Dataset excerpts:
::::::::::

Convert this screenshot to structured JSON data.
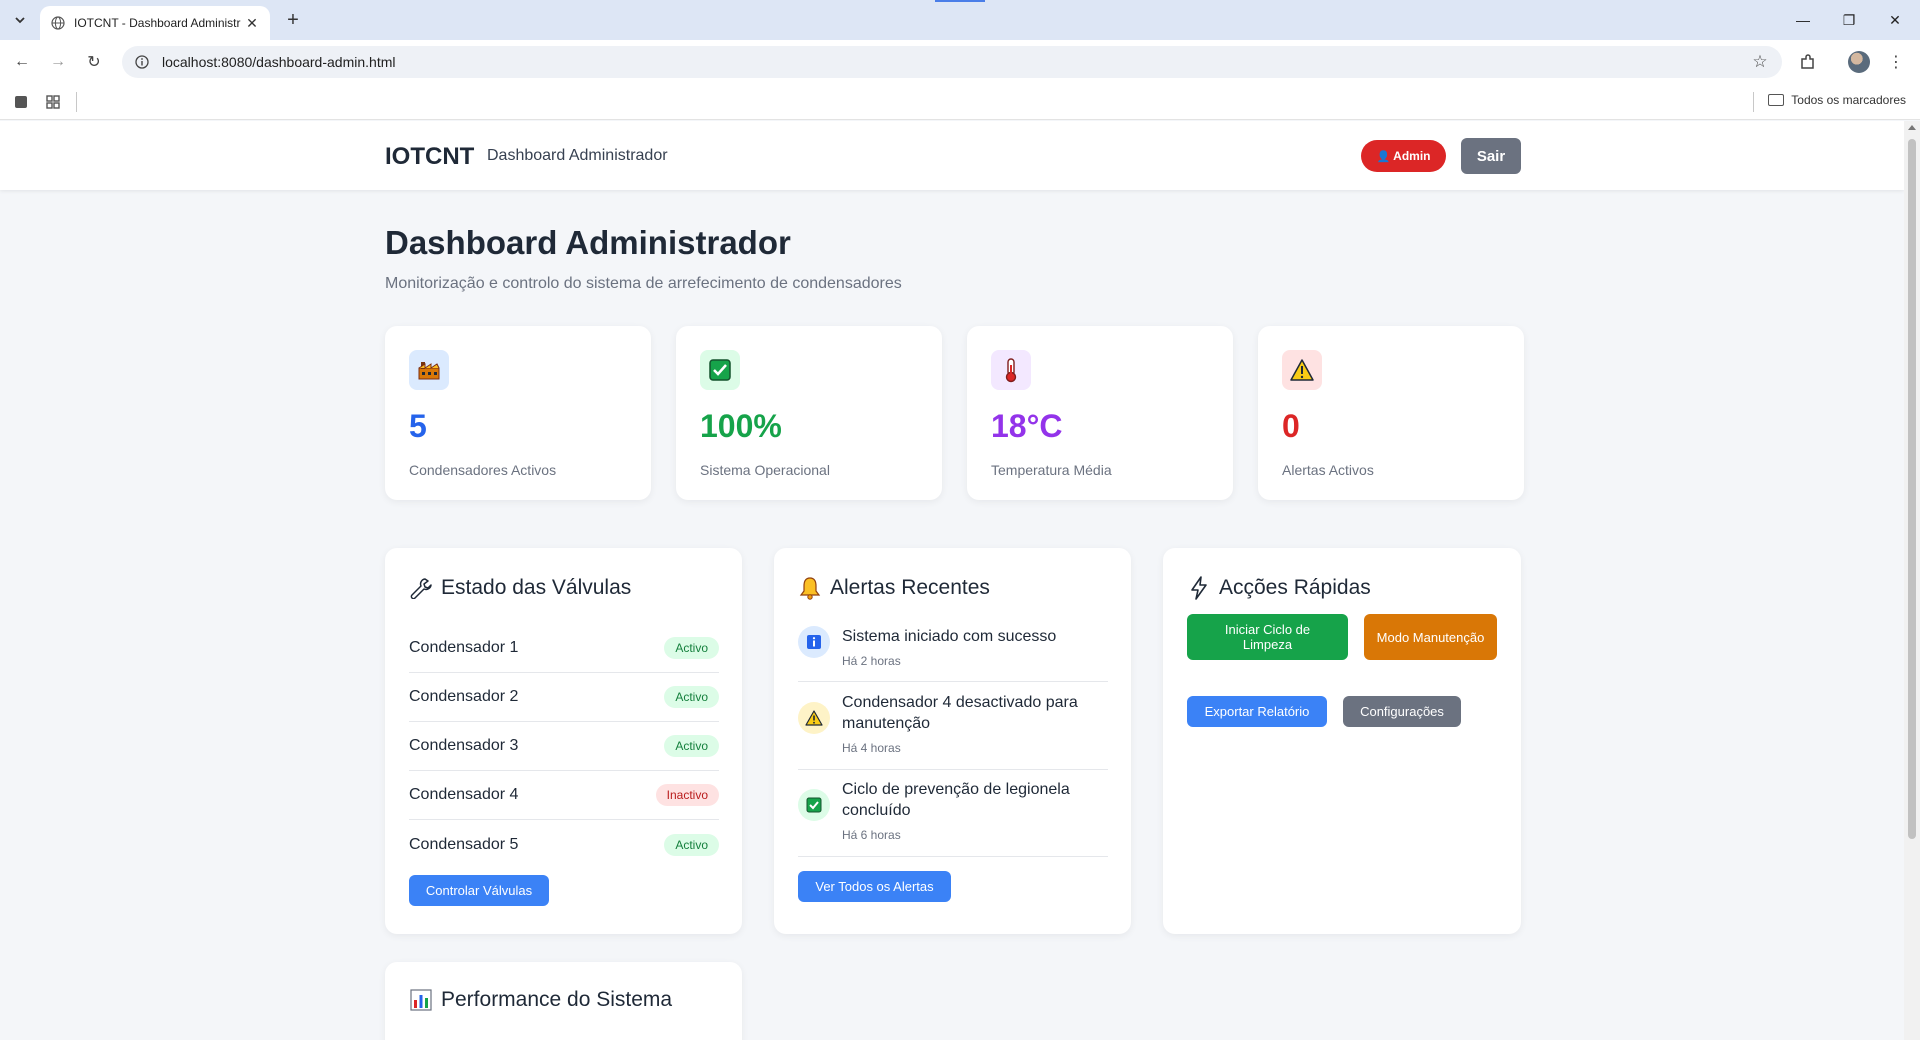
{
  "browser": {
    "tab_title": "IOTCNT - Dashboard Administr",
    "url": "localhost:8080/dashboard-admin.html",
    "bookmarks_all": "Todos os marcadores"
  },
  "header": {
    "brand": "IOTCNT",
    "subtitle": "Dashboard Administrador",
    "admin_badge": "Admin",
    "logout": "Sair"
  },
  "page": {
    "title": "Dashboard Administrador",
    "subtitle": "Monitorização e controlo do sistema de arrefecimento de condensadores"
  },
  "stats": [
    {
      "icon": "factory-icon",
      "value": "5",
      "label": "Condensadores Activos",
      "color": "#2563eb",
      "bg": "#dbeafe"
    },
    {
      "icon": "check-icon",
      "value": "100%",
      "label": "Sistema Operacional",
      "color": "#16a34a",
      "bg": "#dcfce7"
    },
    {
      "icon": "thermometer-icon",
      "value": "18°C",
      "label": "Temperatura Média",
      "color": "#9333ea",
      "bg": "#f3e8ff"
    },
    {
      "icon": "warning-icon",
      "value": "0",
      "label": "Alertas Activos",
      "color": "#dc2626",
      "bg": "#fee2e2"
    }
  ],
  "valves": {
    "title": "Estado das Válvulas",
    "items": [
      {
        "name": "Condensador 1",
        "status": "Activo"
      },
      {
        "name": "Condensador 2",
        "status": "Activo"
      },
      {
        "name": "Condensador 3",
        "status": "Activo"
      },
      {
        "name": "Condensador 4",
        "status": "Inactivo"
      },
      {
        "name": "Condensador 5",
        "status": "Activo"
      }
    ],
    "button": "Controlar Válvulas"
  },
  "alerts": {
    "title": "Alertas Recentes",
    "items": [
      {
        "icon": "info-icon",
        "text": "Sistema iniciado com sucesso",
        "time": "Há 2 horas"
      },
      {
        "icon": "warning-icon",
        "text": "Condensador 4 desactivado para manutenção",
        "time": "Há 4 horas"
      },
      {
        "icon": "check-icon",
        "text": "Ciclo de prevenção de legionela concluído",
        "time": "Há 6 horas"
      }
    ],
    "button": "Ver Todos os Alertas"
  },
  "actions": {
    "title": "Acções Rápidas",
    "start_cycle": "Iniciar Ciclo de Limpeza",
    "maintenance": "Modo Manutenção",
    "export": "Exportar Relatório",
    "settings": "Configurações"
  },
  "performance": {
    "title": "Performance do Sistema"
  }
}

::::::::::

Problem statement: Of the lines in the data, how many hold the string "Alertas"? State the number, nothing else.

Response for this exercise: 3